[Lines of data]
>> Start
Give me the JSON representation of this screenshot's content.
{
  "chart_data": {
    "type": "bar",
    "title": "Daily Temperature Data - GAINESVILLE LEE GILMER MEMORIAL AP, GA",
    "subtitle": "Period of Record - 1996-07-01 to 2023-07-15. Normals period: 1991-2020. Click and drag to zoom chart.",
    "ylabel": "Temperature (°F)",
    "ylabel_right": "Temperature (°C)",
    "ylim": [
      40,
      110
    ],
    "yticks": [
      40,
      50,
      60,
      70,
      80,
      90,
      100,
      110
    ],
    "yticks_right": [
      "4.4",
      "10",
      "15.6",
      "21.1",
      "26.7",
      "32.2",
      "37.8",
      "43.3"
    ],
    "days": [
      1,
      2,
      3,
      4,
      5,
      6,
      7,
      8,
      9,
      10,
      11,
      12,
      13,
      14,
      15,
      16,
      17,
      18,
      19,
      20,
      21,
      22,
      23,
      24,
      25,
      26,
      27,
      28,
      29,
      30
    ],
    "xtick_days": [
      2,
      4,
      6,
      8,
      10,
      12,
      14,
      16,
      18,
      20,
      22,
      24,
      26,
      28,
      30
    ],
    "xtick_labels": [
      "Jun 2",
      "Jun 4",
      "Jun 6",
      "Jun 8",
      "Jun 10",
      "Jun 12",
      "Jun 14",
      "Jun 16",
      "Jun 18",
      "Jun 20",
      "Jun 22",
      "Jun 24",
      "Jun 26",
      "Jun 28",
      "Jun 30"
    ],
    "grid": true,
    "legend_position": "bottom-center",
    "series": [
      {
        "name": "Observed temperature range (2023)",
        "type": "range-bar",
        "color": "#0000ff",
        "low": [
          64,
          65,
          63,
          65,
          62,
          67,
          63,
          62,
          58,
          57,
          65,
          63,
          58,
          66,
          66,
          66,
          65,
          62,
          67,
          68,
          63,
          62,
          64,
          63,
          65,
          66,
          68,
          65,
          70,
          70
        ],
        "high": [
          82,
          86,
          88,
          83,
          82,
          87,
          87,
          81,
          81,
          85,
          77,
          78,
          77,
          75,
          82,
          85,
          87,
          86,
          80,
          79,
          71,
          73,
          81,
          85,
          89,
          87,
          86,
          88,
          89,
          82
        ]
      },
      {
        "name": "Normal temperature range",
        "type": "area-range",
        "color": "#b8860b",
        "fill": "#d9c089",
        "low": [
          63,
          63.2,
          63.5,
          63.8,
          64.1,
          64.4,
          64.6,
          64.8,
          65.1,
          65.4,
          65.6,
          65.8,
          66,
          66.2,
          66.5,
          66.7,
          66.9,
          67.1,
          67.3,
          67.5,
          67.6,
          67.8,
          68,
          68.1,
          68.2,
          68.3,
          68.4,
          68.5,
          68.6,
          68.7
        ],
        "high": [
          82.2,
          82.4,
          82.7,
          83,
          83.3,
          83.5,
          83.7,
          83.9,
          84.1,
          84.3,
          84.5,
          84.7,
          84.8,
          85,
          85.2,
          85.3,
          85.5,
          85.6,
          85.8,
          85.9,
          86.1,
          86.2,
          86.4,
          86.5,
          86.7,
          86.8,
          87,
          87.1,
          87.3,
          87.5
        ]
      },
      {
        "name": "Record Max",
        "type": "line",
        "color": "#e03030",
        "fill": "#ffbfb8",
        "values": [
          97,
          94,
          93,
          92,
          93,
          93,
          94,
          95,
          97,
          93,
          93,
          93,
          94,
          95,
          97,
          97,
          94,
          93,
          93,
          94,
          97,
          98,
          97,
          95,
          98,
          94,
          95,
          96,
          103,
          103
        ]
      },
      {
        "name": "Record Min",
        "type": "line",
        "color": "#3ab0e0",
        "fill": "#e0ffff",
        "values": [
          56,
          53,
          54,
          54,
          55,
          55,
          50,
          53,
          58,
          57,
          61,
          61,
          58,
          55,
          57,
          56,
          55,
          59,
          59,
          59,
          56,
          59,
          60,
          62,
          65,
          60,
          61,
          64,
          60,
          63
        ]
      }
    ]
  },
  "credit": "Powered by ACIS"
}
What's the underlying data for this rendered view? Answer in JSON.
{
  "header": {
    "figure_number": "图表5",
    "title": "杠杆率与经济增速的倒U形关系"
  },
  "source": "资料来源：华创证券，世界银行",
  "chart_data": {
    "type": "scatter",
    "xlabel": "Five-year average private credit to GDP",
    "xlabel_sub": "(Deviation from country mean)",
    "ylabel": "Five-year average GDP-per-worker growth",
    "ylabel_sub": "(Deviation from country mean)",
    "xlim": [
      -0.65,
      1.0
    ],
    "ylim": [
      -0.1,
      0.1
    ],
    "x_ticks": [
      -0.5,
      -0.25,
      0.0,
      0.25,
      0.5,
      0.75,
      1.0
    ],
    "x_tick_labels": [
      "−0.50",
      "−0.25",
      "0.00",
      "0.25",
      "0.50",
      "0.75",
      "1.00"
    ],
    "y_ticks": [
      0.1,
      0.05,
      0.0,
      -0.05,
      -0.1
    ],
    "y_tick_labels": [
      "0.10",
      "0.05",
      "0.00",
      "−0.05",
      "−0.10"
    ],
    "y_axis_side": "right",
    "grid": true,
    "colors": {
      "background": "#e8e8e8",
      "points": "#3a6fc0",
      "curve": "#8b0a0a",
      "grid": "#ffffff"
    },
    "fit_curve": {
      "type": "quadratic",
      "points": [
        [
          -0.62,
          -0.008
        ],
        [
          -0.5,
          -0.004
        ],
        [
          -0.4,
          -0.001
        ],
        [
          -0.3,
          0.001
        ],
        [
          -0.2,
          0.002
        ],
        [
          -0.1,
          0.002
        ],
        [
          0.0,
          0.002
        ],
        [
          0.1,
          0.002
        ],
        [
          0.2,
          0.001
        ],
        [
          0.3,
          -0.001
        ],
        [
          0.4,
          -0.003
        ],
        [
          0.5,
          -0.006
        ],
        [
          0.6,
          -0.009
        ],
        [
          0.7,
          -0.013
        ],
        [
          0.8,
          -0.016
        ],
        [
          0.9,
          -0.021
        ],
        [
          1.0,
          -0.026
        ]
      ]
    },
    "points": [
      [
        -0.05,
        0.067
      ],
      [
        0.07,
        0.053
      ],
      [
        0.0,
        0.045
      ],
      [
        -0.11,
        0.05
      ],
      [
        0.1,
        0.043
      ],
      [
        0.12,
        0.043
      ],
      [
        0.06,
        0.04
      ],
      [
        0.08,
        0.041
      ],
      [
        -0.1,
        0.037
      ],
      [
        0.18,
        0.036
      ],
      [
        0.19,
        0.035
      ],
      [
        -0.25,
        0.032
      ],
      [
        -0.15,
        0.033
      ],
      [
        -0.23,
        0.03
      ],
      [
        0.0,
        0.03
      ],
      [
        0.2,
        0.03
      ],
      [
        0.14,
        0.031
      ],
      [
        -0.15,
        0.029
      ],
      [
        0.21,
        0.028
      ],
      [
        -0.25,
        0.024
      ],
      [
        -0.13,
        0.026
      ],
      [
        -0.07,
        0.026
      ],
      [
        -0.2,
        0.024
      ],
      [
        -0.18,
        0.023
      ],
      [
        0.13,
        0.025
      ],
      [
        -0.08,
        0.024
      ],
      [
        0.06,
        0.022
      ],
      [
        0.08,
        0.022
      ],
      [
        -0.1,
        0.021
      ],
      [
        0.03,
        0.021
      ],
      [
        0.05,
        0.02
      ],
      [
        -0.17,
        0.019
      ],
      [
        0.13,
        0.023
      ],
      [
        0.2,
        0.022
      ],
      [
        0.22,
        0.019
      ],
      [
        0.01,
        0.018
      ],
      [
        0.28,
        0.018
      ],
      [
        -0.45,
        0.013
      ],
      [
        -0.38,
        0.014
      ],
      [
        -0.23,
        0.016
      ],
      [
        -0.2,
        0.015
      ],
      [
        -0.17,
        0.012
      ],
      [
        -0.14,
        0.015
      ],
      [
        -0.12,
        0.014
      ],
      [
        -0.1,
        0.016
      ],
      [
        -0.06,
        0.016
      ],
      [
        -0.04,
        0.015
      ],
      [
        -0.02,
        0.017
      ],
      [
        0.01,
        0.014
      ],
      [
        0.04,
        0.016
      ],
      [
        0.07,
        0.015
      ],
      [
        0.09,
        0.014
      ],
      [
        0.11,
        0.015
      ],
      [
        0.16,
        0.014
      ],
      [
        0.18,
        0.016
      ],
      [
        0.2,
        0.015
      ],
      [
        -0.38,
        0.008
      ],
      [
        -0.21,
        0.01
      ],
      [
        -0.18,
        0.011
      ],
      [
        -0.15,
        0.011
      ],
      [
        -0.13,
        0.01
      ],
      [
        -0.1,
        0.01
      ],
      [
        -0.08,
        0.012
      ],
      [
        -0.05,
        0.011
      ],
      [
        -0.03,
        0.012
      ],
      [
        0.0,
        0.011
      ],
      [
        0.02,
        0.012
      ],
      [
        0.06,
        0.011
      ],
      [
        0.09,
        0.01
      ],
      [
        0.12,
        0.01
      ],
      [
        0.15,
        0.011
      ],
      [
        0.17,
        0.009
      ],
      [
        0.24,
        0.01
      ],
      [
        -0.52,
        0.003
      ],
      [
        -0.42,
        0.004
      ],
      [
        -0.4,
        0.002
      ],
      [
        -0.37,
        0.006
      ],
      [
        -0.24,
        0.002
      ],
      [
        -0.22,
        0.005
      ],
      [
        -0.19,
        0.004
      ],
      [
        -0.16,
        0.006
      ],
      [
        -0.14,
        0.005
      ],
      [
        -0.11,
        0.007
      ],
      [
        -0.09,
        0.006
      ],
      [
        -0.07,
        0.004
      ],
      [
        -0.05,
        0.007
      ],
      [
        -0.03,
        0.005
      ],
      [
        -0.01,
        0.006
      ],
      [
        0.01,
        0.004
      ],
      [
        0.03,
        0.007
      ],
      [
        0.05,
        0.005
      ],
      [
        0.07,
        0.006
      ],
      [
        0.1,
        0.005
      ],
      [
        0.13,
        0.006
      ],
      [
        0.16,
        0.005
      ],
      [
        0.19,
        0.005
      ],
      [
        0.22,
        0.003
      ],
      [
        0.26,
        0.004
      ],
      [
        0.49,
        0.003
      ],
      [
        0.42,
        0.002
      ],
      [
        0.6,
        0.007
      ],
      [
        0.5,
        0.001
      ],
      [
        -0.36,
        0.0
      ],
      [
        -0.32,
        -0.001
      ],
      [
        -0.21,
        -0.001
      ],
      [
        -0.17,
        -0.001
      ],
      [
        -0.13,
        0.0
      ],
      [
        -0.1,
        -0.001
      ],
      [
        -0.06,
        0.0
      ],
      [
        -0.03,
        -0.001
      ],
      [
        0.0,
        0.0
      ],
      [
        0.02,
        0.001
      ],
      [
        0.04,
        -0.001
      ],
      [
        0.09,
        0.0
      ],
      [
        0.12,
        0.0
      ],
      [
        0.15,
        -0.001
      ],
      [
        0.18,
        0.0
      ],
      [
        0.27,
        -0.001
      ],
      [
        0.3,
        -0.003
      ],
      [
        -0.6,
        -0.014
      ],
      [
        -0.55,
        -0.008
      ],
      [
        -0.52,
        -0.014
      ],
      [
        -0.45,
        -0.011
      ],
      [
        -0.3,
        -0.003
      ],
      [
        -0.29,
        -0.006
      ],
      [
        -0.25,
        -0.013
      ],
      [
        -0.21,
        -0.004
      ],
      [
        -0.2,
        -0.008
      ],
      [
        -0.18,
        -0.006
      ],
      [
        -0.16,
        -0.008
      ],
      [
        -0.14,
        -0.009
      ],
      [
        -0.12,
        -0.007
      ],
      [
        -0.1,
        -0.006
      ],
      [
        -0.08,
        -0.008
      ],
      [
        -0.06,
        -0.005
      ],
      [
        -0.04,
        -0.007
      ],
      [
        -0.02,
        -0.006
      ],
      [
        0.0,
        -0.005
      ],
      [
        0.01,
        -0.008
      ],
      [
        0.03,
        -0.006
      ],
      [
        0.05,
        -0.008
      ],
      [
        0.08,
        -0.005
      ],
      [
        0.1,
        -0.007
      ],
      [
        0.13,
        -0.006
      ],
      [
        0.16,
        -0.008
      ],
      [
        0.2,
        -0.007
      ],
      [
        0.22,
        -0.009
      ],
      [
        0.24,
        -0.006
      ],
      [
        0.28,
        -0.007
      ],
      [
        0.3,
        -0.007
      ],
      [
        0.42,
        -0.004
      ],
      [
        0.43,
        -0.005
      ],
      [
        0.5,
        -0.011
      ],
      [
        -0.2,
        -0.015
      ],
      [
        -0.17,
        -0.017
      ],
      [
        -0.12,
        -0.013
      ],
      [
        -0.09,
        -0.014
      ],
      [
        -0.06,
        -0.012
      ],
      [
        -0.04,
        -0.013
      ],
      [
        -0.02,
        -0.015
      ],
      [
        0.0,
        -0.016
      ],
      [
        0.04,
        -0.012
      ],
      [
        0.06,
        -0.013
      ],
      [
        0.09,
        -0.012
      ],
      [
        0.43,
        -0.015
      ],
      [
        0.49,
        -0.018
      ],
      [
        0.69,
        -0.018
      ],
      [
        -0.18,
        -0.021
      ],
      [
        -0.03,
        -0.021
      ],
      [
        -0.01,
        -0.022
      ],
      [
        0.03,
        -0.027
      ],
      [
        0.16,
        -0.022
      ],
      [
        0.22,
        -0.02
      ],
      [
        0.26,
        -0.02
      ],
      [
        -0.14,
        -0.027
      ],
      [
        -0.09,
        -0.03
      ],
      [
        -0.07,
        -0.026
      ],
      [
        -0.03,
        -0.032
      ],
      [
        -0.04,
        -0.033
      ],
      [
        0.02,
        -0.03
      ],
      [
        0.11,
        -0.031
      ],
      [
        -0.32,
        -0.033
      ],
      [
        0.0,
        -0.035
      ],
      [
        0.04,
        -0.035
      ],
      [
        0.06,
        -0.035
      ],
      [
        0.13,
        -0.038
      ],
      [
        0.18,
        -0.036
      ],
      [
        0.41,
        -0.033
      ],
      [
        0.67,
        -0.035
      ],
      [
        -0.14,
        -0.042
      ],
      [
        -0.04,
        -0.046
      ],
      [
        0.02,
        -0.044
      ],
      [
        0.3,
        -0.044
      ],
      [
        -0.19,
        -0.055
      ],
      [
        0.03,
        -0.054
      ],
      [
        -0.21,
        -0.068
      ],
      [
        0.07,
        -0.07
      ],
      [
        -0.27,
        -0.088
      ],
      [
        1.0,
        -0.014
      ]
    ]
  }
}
>> End
_WHAT YOU SHOULD DO_
For this exercise, gather every line of the data that contains the word "Deviation".

_RESULT OF THE EXERCISE_
    "xlabel_sub": "(Deviation from country mean)",
    "ylabel_sub": "(Deviation from country mean)",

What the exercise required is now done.